Exercise directions: Every record that follows must be duplicated exactly, with images left out.

[Collected data]
· · · · · · ·

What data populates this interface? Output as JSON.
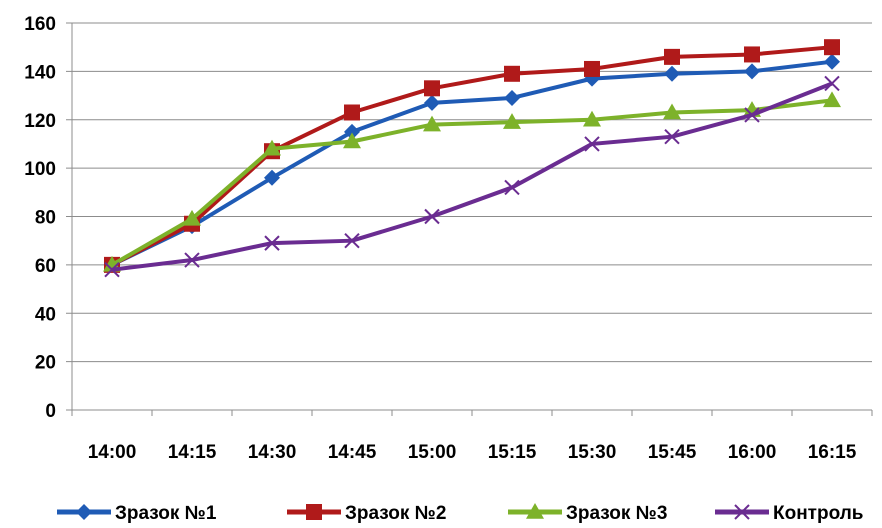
{
  "chart_data": {
    "type": "line",
    "categories": [
      "14:00",
      "14:15",
      "14:30",
      "14:45",
      "15:00",
      "15:15",
      "15:30",
      "15:45",
      "16:00",
      "16:15"
    ],
    "ylim": [
      0,
      160
    ],
    "yticks": [
      0,
      20,
      40,
      60,
      80,
      100,
      120,
      140,
      160
    ],
    "grid": true,
    "legend_position": "bottom",
    "series": [
      {
        "name": "Зразок №1",
        "color": "#1f5bb5",
        "marker": "diamond",
        "values": [
          60,
          76,
          96,
          115,
          127,
          129,
          137,
          139,
          140,
          144
        ]
      },
      {
        "name": "Зразок №2",
        "color": "#b01a1a",
        "marker": "square",
        "values": [
          60,
          77,
          107,
          123,
          133,
          139,
          141,
          146,
          147,
          150
        ]
      },
      {
        "name": "Зразок №3",
        "color": "#7db22a",
        "marker": "triangle",
        "values": [
          60,
          79,
          108,
          111,
          118,
          119,
          120,
          123,
          124,
          128
        ]
      },
      {
        "name": "Контроль",
        "color": "#6a2c91",
        "marker": "x",
        "values": [
          58,
          62,
          69,
          70,
          80,
          92,
          110,
          113,
          122,
          135
        ]
      }
    ]
  }
}
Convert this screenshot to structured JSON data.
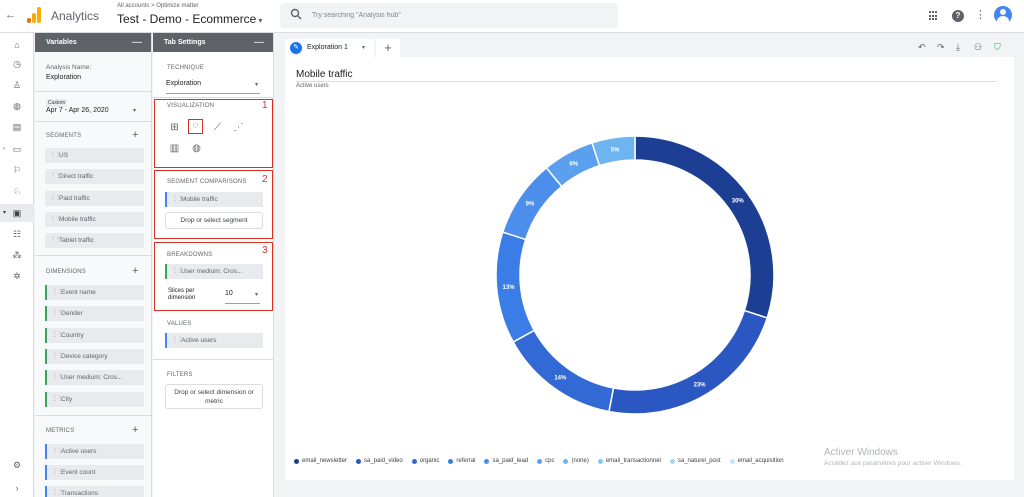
{
  "header": {
    "app_name": "Analytics",
    "breadcrumb": "All accounts > Optimize matter",
    "account": "Test - Demo - Ecommerce",
    "search_placeholder": "Try searching \"Analysis hub\""
  },
  "leftnav": {
    "icons": [
      "home-icon",
      "clock-icon",
      "person-icon",
      "globe-icon",
      "dashboard-icon",
      "devices-icon",
      "flag-icon",
      "realtime-icon",
      "explore-icon",
      "audience-icon",
      "attribution-icon",
      "settings-icon",
      "gear-icon",
      "expand-icon"
    ]
  },
  "variables": {
    "title": "Variables",
    "analysis_name_label": "Analysis Name:",
    "analysis_name": "Exploration",
    "date_badge": "Custom",
    "date_range": "Apr 7 - Apr 26, 2020",
    "segments_label": "SEGMENTS",
    "segments": [
      "US",
      "Direct traffic",
      "Paid traffic",
      "Mobile traffic",
      "Tablet traffic"
    ],
    "dimensions_label": "DIMENSIONS",
    "dimensions": [
      "Event name",
      "Gender",
      "Country",
      "Device category",
      "User medium: Cros...",
      "City"
    ],
    "metrics_label": "METRICS",
    "metrics": [
      "Active users",
      "Event count",
      "Transactions"
    ]
  },
  "tab_settings": {
    "title": "Tab Settings",
    "technique_label": "TECHNIQUE",
    "technique": "Exploration",
    "visualization_label": "VISUALIZATION",
    "segment_comparisons_label": "SEGMENT COMPARISONS",
    "segment_comparison_chip": "Mobile traffic",
    "drop_segment": "Drop or select segment",
    "breakdowns_label": "BREAKDOWNS",
    "breakdown_chip": "User medium: Cros...",
    "slices_label_1": "Slices per",
    "slices_label_2": "dimension",
    "slices_value": "10",
    "values_label": "VALUES",
    "values_chip": "Active users",
    "filters_label": "FILTERS",
    "drop_filter_1": "Drop or select dimension or",
    "drop_filter_2": "metric",
    "annotations": [
      "1",
      "2",
      "3"
    ]
  },
  "canvas": {
    "tab_name": "Exploration 1",
    "add_tab": "+",
    "toolbar": [
      "undo-icon",
      "redo-icon",
      "download-icon",
      "share-icon",
      "verified-icon"
    ]
  },
  "watermark": {
    "line1": "Activer Windows",
    "line2": "Accédez aux paramètres pour activer Windows."
  },
  "chart_data": {
    "type": "pie",
    "title": "Mobile traffic",
    "subtitle": "Active users",
    "donut": true,
    "legend_position": "bottom",
    "slices": [
      {
        "name": "email_newsletter",
        "value": 30,
        "label": "30%",
        "color": "#1c3f94"
      },
      {
        "name": "sa_paid_video",
        "value": 23,
        "label": "23%",
        "color": "#2b57c2"
      },
      {
        "name": "organic",
        "value": 14,
        "label": "14%",
        "color": "#3269d4"
      },
      {
        "name": "referral",
        "value": 13,
        "label": "13%",
        "color": "#3b7de6"
      },
      {
        "name": "sa_paid_lead",
        "value": 9,
        "label": "9%",
        "color": "#4b8eeb"
      },
      {
        "name": "cpc",
        "value": 6,
        "label": "6%",
        "color": "#5aa0ee"
      },
      {
        "name": "(none)",
        "value": 5,
        "label": "5%",
        "color": "#6db4f0"
      }
    ],
    "legend": [
      {
        "name": "email_newsletter",
        "color": "#1c3f94"
      },
      {
        "name": "sa_paid_video",
        "color": "#2b57c2"
      },
      {
        "name": "organic",
        "color": "#3269d4"
      },
      {
        "name": "referral",
        "color": "#3b7de6"
      },
      {
        "name": "sa_paid_lead",
        "color": "#4b8eeb"
      },
      {
        "name": "cpc",
        "color": "#5aa0ee"
      },
      {
        "name": "(none)",
        "color": "#6db4f0"
      },
      {
        "name": "email_transactionnel",
        "color": "#8ac6f2"
      },
      {
        "name": "sa_naturel_post",
        "color": "#a9d6f5"
      },
      {
        "name": "email_acquisition",
        "color": "#c6e4f8"
      }
    ]
  }
}
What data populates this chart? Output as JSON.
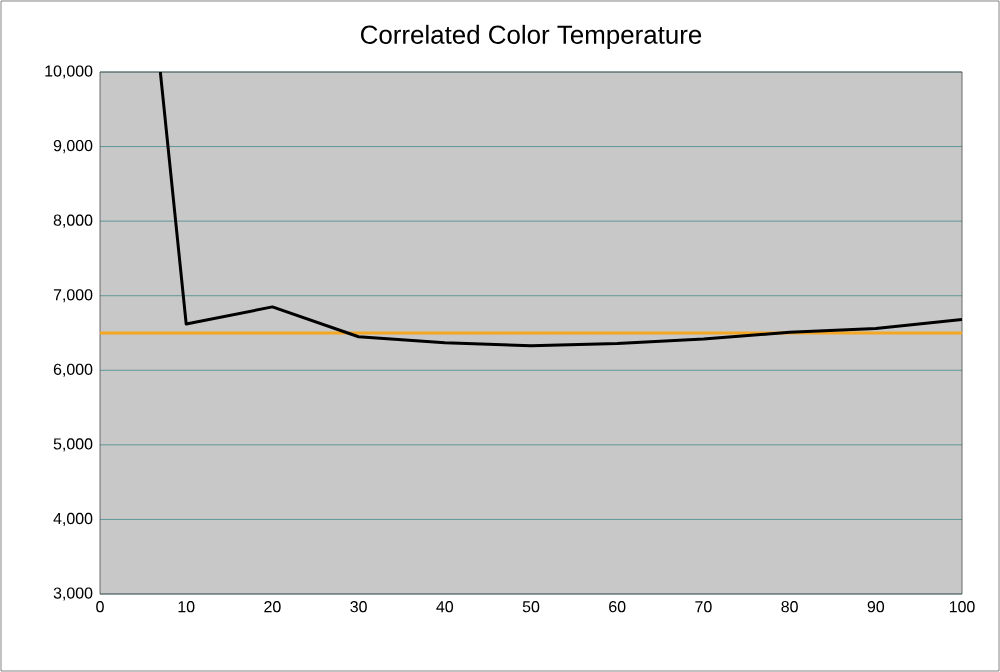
{
  "chart_data": {
    "type": "line",
    "title": "Correlated Color Temperature",
    "x": [
      7,
      10,
      20,
      30,
      40,
      50,
      60,
      70,
      80,
      90,
      100
    ],
    "series": [
      {
        "color": "#000000",
        "values": [
          10000,
          6620,
          6850,
          6450,
          6370,
          6330,
          6360,
          6420,
          6510,
          6560,
          6680
        ]
      }
    ],
    "xlim": [
      0,
      100
    ],
    "xticks": [
      0,
      10,
      20,
      30,
      40,
      50,
      60,
      70,
      80,
      90,
      100
    ],
    "ylim": [
      3000,
      10000
    ],
    "yticks": [
      {
        "value": 3000,
        "label": "3,000"
      },
      {
        "value": 4000,
        "label": "4,000"
      },
      {
        "value": 5000,
        "label": "5,000"
      },
      {
        "value": 6000,
        "label": "6,000"
      },
      {
        "value": 7000,
        "label": "7,000"
      },
      {
        "value": 8000,
        "label": "8,000"
      },
      {
        "value": 9000,
        "label": "9,000"
      },
      {
        "value": 10000,
        "label": "10,000"
      }
    ],
    "ref_lines": [
      {
        "axis": "y",
        "value": 6500,
        "color": "#f5a623"
      }
    ],
    "grid": "y",
    "marker": "none",
    "line_style": "solid"
  }
}
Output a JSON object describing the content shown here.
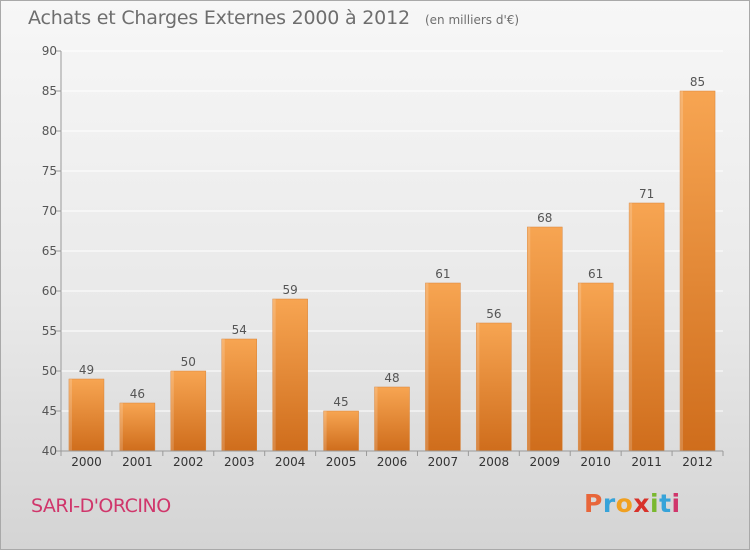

· · · · · · ·

Result of this task:
What data populates this interface? Output as JSON.
{
  "chart_data": {
    "type": "line",
    "categories": [
      "14:00",
      "14:15",
      "14:30",
      "14:45",
      "15:00",
      "15:15",
      "15:30",
      "15:45",
      "16:00",
      "16:15"
    ],
    "ylim": [
      0,
      160
    ],
    "yticks": [
      0,
      20,
      40,
      60,
      80,
      100,
      120,
      140,
      160
    ],
    "grid": true,
    "legend_position": "bottom",
    "series": [
      {
        "name": "Зразок №1",
        "color": "#1f5bb5",
        "marker": "diamond",
        "values": [
          60,
          76,
          96,
          115,
          127,
          129,
          137,
          139,
          140,
          144
        ]
      },
      {
        "name": "Зразок №2",
        "color": "#b01a1a",
        "marker": "square",
        "values": [
          60,
          77,
          107,
          123,
          133,
          139,
          141,
          146,
          147,
          150
        ]
      },
      {
        "name": "Зразок №3",
        "color": "#7db22a",
        "marker": "triangle",
        "values": [
          60,
          79,
          108,
          111,
          118,
          119,
          120,
          123,
          124,
          128
        ]
      },
      {
        "name": "Контроль",
        "color": "#6a2c91",
        "marker": "x",
        "values": [
          58,
          62,
          69,
          70,
          80,
          92,
          110,
          113,
          122,
          135
        ]
      }
    ]
  }
}
Convert this screenshot to structured JSON data.
{
  "header": {
    "app_name": "Analytics",
    "breadcrumb": "All accounts > Optimize matter",
    "account": "Test - Demo - Ecommerce",
    "search_placeholder": "Try searching \"Analysis hub\""
  },
  "leftnav": {
    "icons": [
      "home-icon",
      "clock-icon",
      "person-icon",
      "globe-icon",
      "dashboard-icon",
      "devices-icon",
      "flag-icon",
      "realtime-icon",
      "explore-icon",
      "audience-icon",
      "attribution-icon",
      "settings-icon",
      "gear-icon",
      "expand-icon"
    ]
  },
  "variables": {
    "title": "Variables",
    "analysis_name_label": "Analysis Name:",
    "analysis_name": "Exploration",
    "date_badge": "Custom",
    "date_range": "Apr 7 - Apr 26, 2020",
    "segments_label": "SEGMENTS",
    "segments": [
      "US",
      "Direct traffic",
      "Paid traffic",
      "Mobile traffic",
      "Tablet traffic"
    ],
    "dimensions_label": "DIMENSIONS",
    "dimensions": [
      "Event name",
      "Gender",
      "Country",
      "Device category",
      "User medium: Cros...",
      "City"
    ],
    "metrics_label": "METRICS",
    "metrics": [
      "Active users",
      "Event count",
      "Transactions"
    ]
  },
  "tab_settings": {
    "title": "Tab Settings",
    "technique_label": "TECHNIQUE",
    "technique": "Exploration",
    "visualization_label": "VISUALIZATION",
    "segment_comparisons_label": "SEGMENT COMPARISONS",
    "segment_comparison_chip": "Mobile traffic",
    "drop_segment": "Drop or select segment",
    "breakdowns_label": "BREAKDOWNS",
    "breakdown_chip": "User medium: Cros...",
    "slices_label_1": "Slices per",
    "slices_label_2": "dimension",
    "slices_value": "10",
    "values_label": "VALUES",
    "values_chip": "Active users",
    "filters_label": "FILTERS",
    "drop_filter_1": "Drop or select dimension or",
    "drop_filter_2": "metric",
    "annotations": [
      "1",
      "2",
      "3"
    ]
  },
  "canvas": {
    "tab_name": "Exploration 1",
    "add_tab": "+",
    "toolbar": [
      "undo-icon",
      "redo-icon",
      "download-icon",
      "share-icon",
      "verified-icon"
    ]
  },
  "watermark": {
    "line1": "Activer Windows",
    "line2": "Accédez aux paramètres pour activer Windows."
  },
  "chart_data": {
    "type": "pie",
    "title": "Mobile traffic",
    "subtitle": "Active users",
    "donut": true,
    "legend_position": "bottom",
    "slices": [
      {
        "name": "email_newsletter",
        "value": 30,
        "label": "30%",
        "color": "#1c3f94"
      },
      {
        "name": "sa_paid_video",
        "value": 23,
        "label": "23%",
        "color": "#2b57c2"
      },
      {
        "name": "organic",
        "value": 14,
        "label": "14%",
        "color": "#3269d4"
      },
      {
        "name": "referral",
        "value": 13,
        "label": "13%",
        "color": "#3b7de6"
      },
      {
        "name": "sa_paid_lead",
        "value": 9,
        "label": "9%",
        "color": "#4b8eeb"
      },
      {
        "name": "cpc",
        "value": 6,
        "label": "6%",
        "color": "#5aa0ee"
      },
      {
        "name": "(none)",
        "value": 5,
        "label": "5%",
        "color": "#6db4f0"
      }
    ],
    "legend": [
      {
        "name": "email_newsletter",
        "color": "#1c3f94"
      },
      {
        "name": "sa_paid_video",
        "color": "#2b57c2"
      },
      {
        "name": "organic",
        "color": "#3269d4"
      },
      {
        "name": "referral",
        "color": "#3b7de6"
      },
      {
        "name": "sa_paid_lead",
        "color": "#4b8eeb"
      },
      {
        "name": "cpc",
        "color": "#5aa0ee"
      },
      {
        "name": "(none)",
        "color": "#6db4f0"
      },
      {
        "name": "email_transactionnel",
        "color": "#8ac6f2"
      },
      {
        "name": "sa_naturel_post",
        "color": "#a9d6f5"
      },
      {
        "name": "email_acquisition",
        "color": "#c6e4f8"
      }
    ]
  }
}
What data populates this chart? Output as JSON.
{
  "chart_data": {
    "type": "line",
    "title": "Correlated Color Temperature",
    "x": [
      7,
      10,
      20,
      30,
      40,
      50,
      60,
      70,
      80,
      90,
      100
    ],
    "series": [
      {
        "color": "#000000",
        "values": [
          10000,
          6620,
          6850,
          6450,
          6370,
          6330,
          6360,
          6420,
          6510,
          6560,
          6680
        ]
      }
    ],
    "xlim": [
      0,
      100
    ],
    "xticks": [
      0,
      10,
      20,
      30,
      40,
      50,
      60,
      70,
      80,
      90,
      100
    ],
    "ylim": [
      3000,
      10000
    ],
    "yticks": [
      {
        "value": 3000,
        "label": "3,000"
      },
      {
        "value": 4000,
        "label": "4,000"
      },
      {
        "value": 5000,
        "label": "5,000"
      },
      {
        "value": 6000,
        "label": "6,000"
      },
      {
        "value": 7000,
        "label": "7,000"
      },
      {
        "value": 8000,
        "label": "8,000"
      },
      {
        "value": 9000,
        "label": "9,000"
      },
      {
        "value": 10000,
        "label": "10,000"
      }
    ],
    "ref_lines": [
      {
        "axis": "y",
        "value": 6500,
        "color": "#f5a623"
      }
    ],
    "grid": "y",
    "marker": "none",
    "line_style": "solid"
  }
}
Output a JSON object describing the content shown here.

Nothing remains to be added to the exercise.